Data excerpts:
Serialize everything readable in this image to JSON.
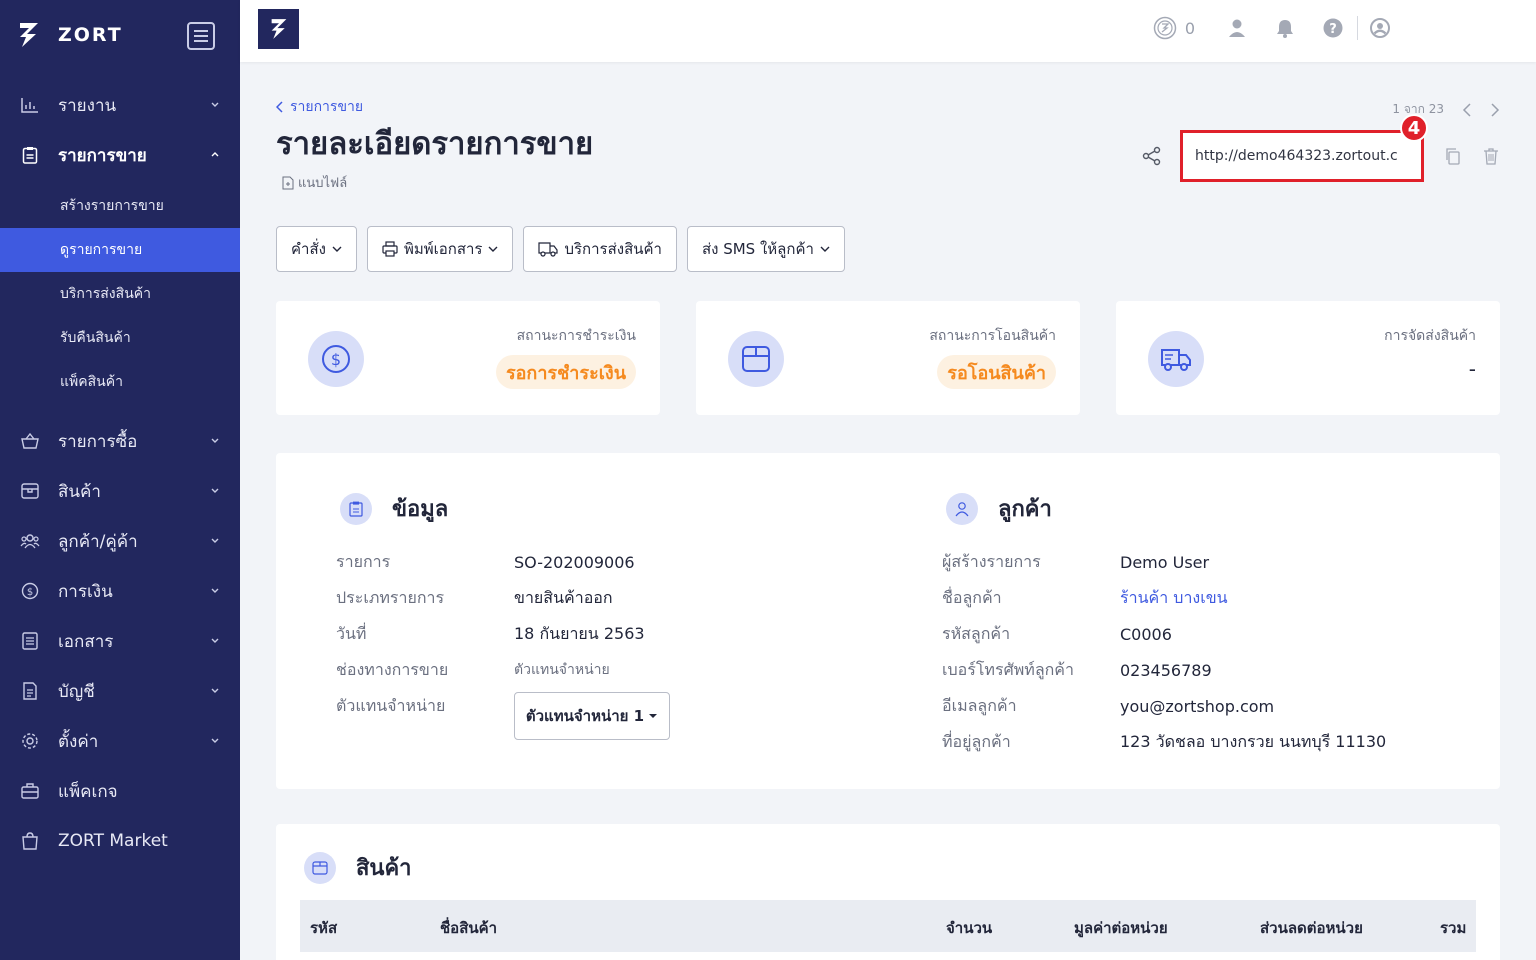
{
  "brand": {
    "name": "ZORT"
  },
  "sidebar": {
    "items": [
      {
        "label": "รายงาน",
        "icon": "bar-chart-icon"
      },
      {
        "label": "รายการขาย",
        "icon": "clipboard-icon",
        "active": true
      },
      {
        "label": "รายการซื้อ",
        "icon": "basket-icon"
      },
      {
        "label": "สินค้า",
        "icon": "box-icon"
      },
      {
        "label": "ลูกค้า/คู่ค้า",
        "icon": "users-icon"
      },
      {
        "label": "การเงิน",
        "icon": "dollar-icon"
      },
      {
        "label": "เอกสาร",
        "icon": "document-icon"
      },
      {
        "label": "บัญชี",
        "icon": "ledger-icon"
      },
      {
        "label": "ตั้งค่า",
        "icon": "gear-icon"
      },
      {
        "label": "แพ็คเกจ",
        "icon": "briefcase-icon"
      },
      {
        "label": "ZORT Market",
        "icon": "shopping-bag-icon"
      }
    ],
    "sub_items": [
      {
        "label": "สร้างรายการขาย"
      },
      {
        "label": "ดูรายการขาย",
        "selected": true
      },
      {
        "label": "บริการส่งสินค้า"
      },
      {
        "label": "รับคืนสินค้า"
      },
      {
        "label": "แพ็คสินค้า"
      }
    ]
  },
  "topbar": {
    "coin_count": "0"
  },
  "page": {
    "breadcrumb": "รายการขาย",
    "title": "รายละเอียดรายการขาย",
    "file_link": "แนบไฟล์",
    "pager": "1 จาก 23",
    "share_url": "http://demo464323.zortout.c",
    "step_badge": "4"
  },
  "buttons": {
    "command": "คำสั่ง",
    "print": "พิมพ์เอกสาร",
    "shipping": "บริการส่งสินค้า",
    "sms": "ส่ง SMS ให้ลูกค้า"
  },
  "status": {
    "payment": {
      "label": "สถานะการชำระเงิน",
      "value": "รอการชำระเงิน"
    },
    "transfer": {
      "label": "สถานะการโอนสินค้า",
      "value": "รอโอนสินค้า"
    },
    "delivery": {
      "label": "การจัดส่งสินค้า",
      "value": "-"
    }
  },
  "info": {
    "title": "ข้อมูล",
    "rows": [
      {
        "k": "รายการ",
        "v": "SO-202009006"
      },
      {
        "k": "ประเภทรายการ",
        "v": "ขายสินค้าออก"
      },
      {
        "k": "วันที่",
        "v": "18 กันยายน 2563"
      },
      {
        "k": "ช่องทางการขาย",
        "v": "ตัวแทนจำหน่าย"
      },
      {
        "k": "ตัวแทนจำหน่าย",
        "v": ""
      }
    ],
    "agent_select": "ตัวแทนจำหน่าย 1"
  },
  "customer": {
    "title": "ลูกค้า",
    "rows": [
      {
        "k": "ผู้สร้างรายการ",
        "v": "Demo User"
      },
      {
        "k": "ชื่อลูกค้า",
        "v": "ร้านค้า บางเขน"
      },
      {
        "k": "รหัสลูกค้า",
        "v": "C0006"
      },
      {
        "k": "เบอร์โทรศัพท์ลูกค้า",
        "v": "023456789"
      },
      {
        "k": "อีเมลลูกค้า",
        "v": "you@zortshop.com"
      },
      {
        "k": "ที่อยู่ลูกค้า",
        "v": "123 วัดชลอ บางกรวย นนทบุรี 11130"
      }
    ]
  },
  "products": {
    "title": "สินค้า",
    "columns": [
      "รหัส",
      "ชื่อสินค้า",
      "จำนวน",
      "มูลค่าต่อหน่วย",
      "ส่วนลดต่อหน่วย",
      "รวม"
    ]
  },
  "colors": {
    "sidebar": "#22275e",
    "accent": "#3f5ae0",
    "warning": "#f58a1f",
    "highlight": "#e0202a"
  }
}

_What is required:_ Pictures in the records must not appear in the copy; transcribe everything else precisely.

_Answer to the task:_
Serialize everything readable in this image to JSON.
{
  "brand": {
    "name": "ZORT"
  },
  "sidebar": {
    "items": [
      {
        "label": "รายงาน",
        "icon": "bar-chart-icon"
      },
      {
        "label": "รายการขาย",
        "icon": "clipboard-icon",
        "active": true
      },
      {
        "label": "รายการซื้อ",
        "icon": "basket-icon"
      },
      {
        "label": "สินค้า",
        "icon": "box-icon"
      },
      {
        "label": "ลูกค้า/คู่ค้า",
        "icon": "users-icon"
      },
      {
        "label": "การเงิน",
        "icon": "dollar-icon"
      },
      {
        "label": "เอกสาร",
        "icon": "document-icon"
      },
      {
        "label": "บัญชี",
        "icon": "ledger-icon"
      },
      {
        "label": "ตั้งค่า",
        "icon": "gear-icon"
      },
      {
        "label": "แพ็คเกจ",
        "icon": "briefcase-icon"
      },
      {
        "label": "ZORT Market",
        "icon": "shopping-bag-icon"
      }
    ],
    "sub_items": [
      {
        "label": "สร้างรายการขาย"
      },
      {
        "label": "ดูรายการขาย",
        "selected": true
      },
      {
        "label": "บริการส่งสินค้า"
      },
      {
        "label": "รับคืนสินค้า"
      },
      {
        "label": "แพ็คสินค้า"
      }
    ]
  },
  "topbar": {
    "coin_count": "0"
  },
  "page": {
    "breadcrumb": "รายการขาย",
    "title": "รายละเอียดรายการขาย",
    "file_link": "แนบไฟล์",
    "pager": "1 จาก 23",
    "share_url": "http://demo464323.zortout.c",
    "step_badge": "4"
  },
  "buttons": {
    "command": "คำสั่ง",
    "print": "พิมพ์เอกสาร",
    "shipping": "บริการส่งสินค้า",
    "sms": "ส่ง SMS ให้ลูกค้า"
  },
  "status": {
    "payment": {
      "label": "สถานะการชำระเงิน",
      "value": "รอการชำระเงิน"
    },
    "transfer": {
      "label": "สถานะการโอนสินค้า",
      "value": "รอโอนสินค้า"
    },
    "delivery": {
      "label": "การจัดส่งสินค้า",
      "value": "-"
    }
  },
  "info": {
    "title": "ข้อมูล",
    "rows": [
      {
        "k": "รายการ",
        "v": "SO-202009006"
      },
      {
        "k": "ประเภทรายการ",
        "v": "ขายสินค้าออก"
      },
      {
        "k": "วันที่",
        "v": "18 กันยายน 2563"
      },
      {
        "k": "ช่องทางการขาย",
        "v": "ตัวแทนจำหน่าย"
      },
      {
        "k": "ตัวแทนจำหน่าย",
        "v": ""
      }
    ],
    "agent_select": "ตัวแทนจำหน่าย 1"
  },
  "customer": {
    "title": "ลูกค้า",
    "rows": [
      {
        "k": "ผู้สร้างรายการ",
        "v": "Demo User"
      },
      {
        "k": "ชื่อลูกค้า",
        "v": "ร้านค้า บางเขน"
      },
      {
        "k": "รหัสลูกค้า",
        "v": "C0006"
      },
      {
        "k": "เบอร์โทรศัพท์ลูกค้า",
        "v": "023456789"
      },
      {
        "k": "อีเมลลูกค้า",
        "v": "you@zortshop.com"
      },
      {
        "k": "ที่อยู่ลูกค้า",
        "v": "123 วัดชลอ บางกรวย นนทบุรี 11130"
      }
    ]
  },
  "products": {
    "title": "สินค้า",
    "columns": [
      "รหัส",
      "ชื่อสินค้า",
      "จำนวน",
      "มูลค่าต่อหน่วย",
      "ส่วนลดต่อหน่วย",
      "รวม"
    ]
  },
  "colors": {
    "sidebar": "#22275e",
    "accent": "#3f5ae0",
    "warning": "#f58a1f",
    "highlight": "#e0202a"
  }
}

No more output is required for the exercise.